### What the exercise asks
Type out all the records word for word. Any pictures are to be left out.

##########

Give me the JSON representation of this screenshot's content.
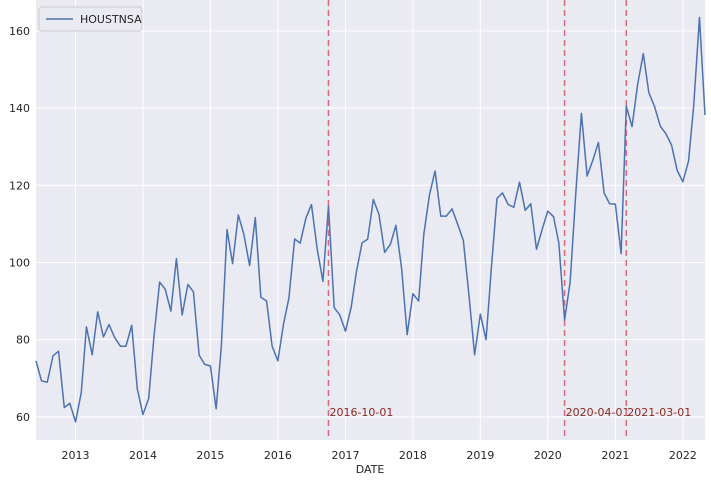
{
  "chart_data": {
    "type": "line",
    "xlabel": "DATE",
    "ylabel": "",
    "title": "",
    "xlim": [
      "2012-06-01",
      "2022-05-01"
    ],
    "ylim": [
      54,
      168
    ],
    "grid": true,
    "legend": {
      "position": "top-left",
      "entries": [
        "HOUSTNSA"
      ]
    },
    "x_ticks": [
      {
        "date": "2013-01-01",
        "label": "2013"
      },
      {
        "date": "2014-01-01",
        "label": "2014"
      },
      {
        "date": "2015-01-01",
        "label": "2015"
      },
      {
        "date": "2016-01-01",
        "label": "2016"
      },
      {
        "date": "2017-01-01",
        "label": "2017"
      },
      {
        "date": "2018-01-01",
        "label": "2018"
      },
      {
        "date": "2019-01-01",
        "label": "2019"
      },
      {
        "date": "2020-01-01",
        "label": "2020"
      },
      {
        "date": "2021-01-01",
        "label": "2021"
      },
      {
        "date": "2022-01-01",
        "label": "2022"
      }
    ],
    "y_ticks": [
      60,
      80,
      100,
      120,
      140,
      160
    ],
    "vlines": [
      {
        "date": "2016-10-01",
        "label": "2016-10-01"
      },
      {
        "date": "2020-04-01",
        "label": "2020-04-01"
      },
      {
        "date": "2021-03-01",
        "label": "2021-03-01"
      }
    ],
    "series": [
      {
        "name": "HOUSTNSA",
        "color": "#4c72b0",
        "start": "2012-06-01",
        "frequency": "monthly",
        "values": [
          74.5,
          69.3,
          69.0,
          75.8,
          77.0,
          62.4,
          63.5,
          58.7,
          66.3,
          83.3,
          76.1,
          87.2,
          80.7,
          83.9,
          80.5,
          78.3,
          78.3,
          83.7,
          67.3,
          60.6,
          64.8,
          80.5,
          94.9,
          93.1,
          87.4,
          101.0,
          86.4,
          94.3,
          92.4,
          76.0,
          73.6,
          73.2,
          62.1,
          78.2,
          108.5,
          99.7,
          112.3,
          107.3,
          99.2,
          111.6,
          91.0,
          90.0,
          78.3,
          74.5,
          84.1,
          90.8,
          106.1,
          105.0,
          111.5,
          115.0,
          103.5,
          95.1,
          114.6,
          88.3,
          86.4,
          82.2,
          88.4,
          97.5,
          105.1,
          106.0,
          116.3,
          112.5,
          102.6,
          104.7,
          109.6,
          98.4,
          81.3,
          91.9,
          90.0,
          107.3,
          117.6,
          123.7,
          112.0,
          112.0,
          113.9,
          109.8,
          105.7,
          91.2,
          76.1,
          86.6,
          80.0,
          98.2,
          116.6,
          118.0,
          115.0,
          114.3,
          120.8,
          113.5,
          115.2,
          103.4,
          108.5,
          113.3,
          111.9,
          105.0,
          85.1,
          94.9,
          118.2,
          138.6,
          122.4,
          126.5,
          131.1,
          118.0,
          115.2,
          115.1,
          102.3,
          140.5,
          135.2,
          146.0,
          154.1,
          144.0,
          140.4,
          135.3,
          133.4,
          130.4,
          123.9,
          120.9,
          126.3,
          140.7,
          163.5,
          138.2
        ]
      }
    ]
  }
}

##########

### Answer in full
Give me the JSON representation of this screenshot's content.
{
  "chart_data": {
    "type": "line",
    "xlabel": "DATE",
    "ylabel": "",
    "title": "",
    "xlim": [
      "2012-06-01",
      "2022-05-01"
    ],
    "ylim": [
      54,
      168
    ],
    "grid": true,
    "legend": {
      "position": "top-left",
      "entries": [
        "HOUSTNSA"
      ]
    },
    "x_ticks": [
      {
        "date": "2013-01-01",
        "label": "2013"
      },
      {
        "date": "2014-01-01",
        "label": "2014"
      },
      {
        "date": "2015-01-01",
        "label": "2015"
      },
      {
        "date": "2016-01-01",
        "label": "2016"
      },
      {
        "date": "2017-01-01",
        "label": "2017"
      },
      {
        "date": "2018-01-01",
        "label": "2018"
      },
      {
        "date": "2019-01-01",
        "label": "2019"
      },
      {
        "date": "2020-01-01",
        "label": "2020"
      },
      {
        "date": "2021-01-01",
        "label": "2021"
      },
      {
        "date": "2022-01-01",
        "label": "2022"
      }
    ],
    "y_ticks": [
      60,
      80,
      100,
      120,
      140,
      160
    ],
    "vlines": [
      {
        "date": "2016-10-01",
        "label": "2016-10-01"
      },
      {
        "date": "2020-04-01",
        "label": "2020-04-01"
      },
      {
        "date": "2021-03-01",
        "label": "2021-03-01"
      }
    ],
    "series": [
      {
        "name": "HOUSTNSA",
        "color": "#4c72b0",
        "start": "2012-06-01",
        "frequency": "monthly",
        "values": [
          74.5,
          69.3,
          69.0,
          75.8,
          77.0,
          62.4,
          63.5,
          58.7,
          66.3,
          83.3,
          76.1,
          87.2,
          80.7,
          83.9,
          80.5,
          78.3,
          78.3,
          83.7,
          67.3,
          60.6,
          64.8,
          80.5,
          94.9,
          93.1,
          87.4,
          101.0,
          86.4,
          94.3,
          92.4,
          76.0,
          73.6,
          73.2,
          62.1,
          78.2,
          108.5,
          99.7,
          112.3,
          107.3,
          99.2,
          111.6,
          91.0,
          90.0,
          78.3,
          74.5,
          84.1,
          90.8,
          106.1,
          105.0,
          111.5,
          115.0,
          103.5,
          95.1,
          114.6,
          88.3,
          86.4,
          82.2,
          88.4,
          97.5,
          105.1,
          106.0,
          116.3,
          112.5,
          102.6,
          104.7,
          109.6,
          98.4,
          81.3,
          91.9,
          90.0,
          107.3,
          117.6,
          123.7,
          112.0,
          112.0,
          113.9,
          109.8,
          105.7,
          91.2,
          76.1,
          86.6,
          80.0,
          98.2,
          116.6,
          118.0,
          115.0,
          114.3,
          120.8,
          113.5,
          115.2,
          103.4,
          108.5,
          113.3,
          111.9,
          105.0,
          85.1,
          94.9,
          118.2,
          138.6,
          122.4,
          126.5,
          131.1,
          118.0,
          115.2,
          115.1,
          102.3,
          140.5,
          135.2,
          146.0,
          154.1,
          144.0,
          140.4,
          135.3,
          133.4,
          130.4,
          123.9,
          120.9,
          126.3,
          140.7,
          163.5,
          138.2
        ]
      }
    ]
  }
}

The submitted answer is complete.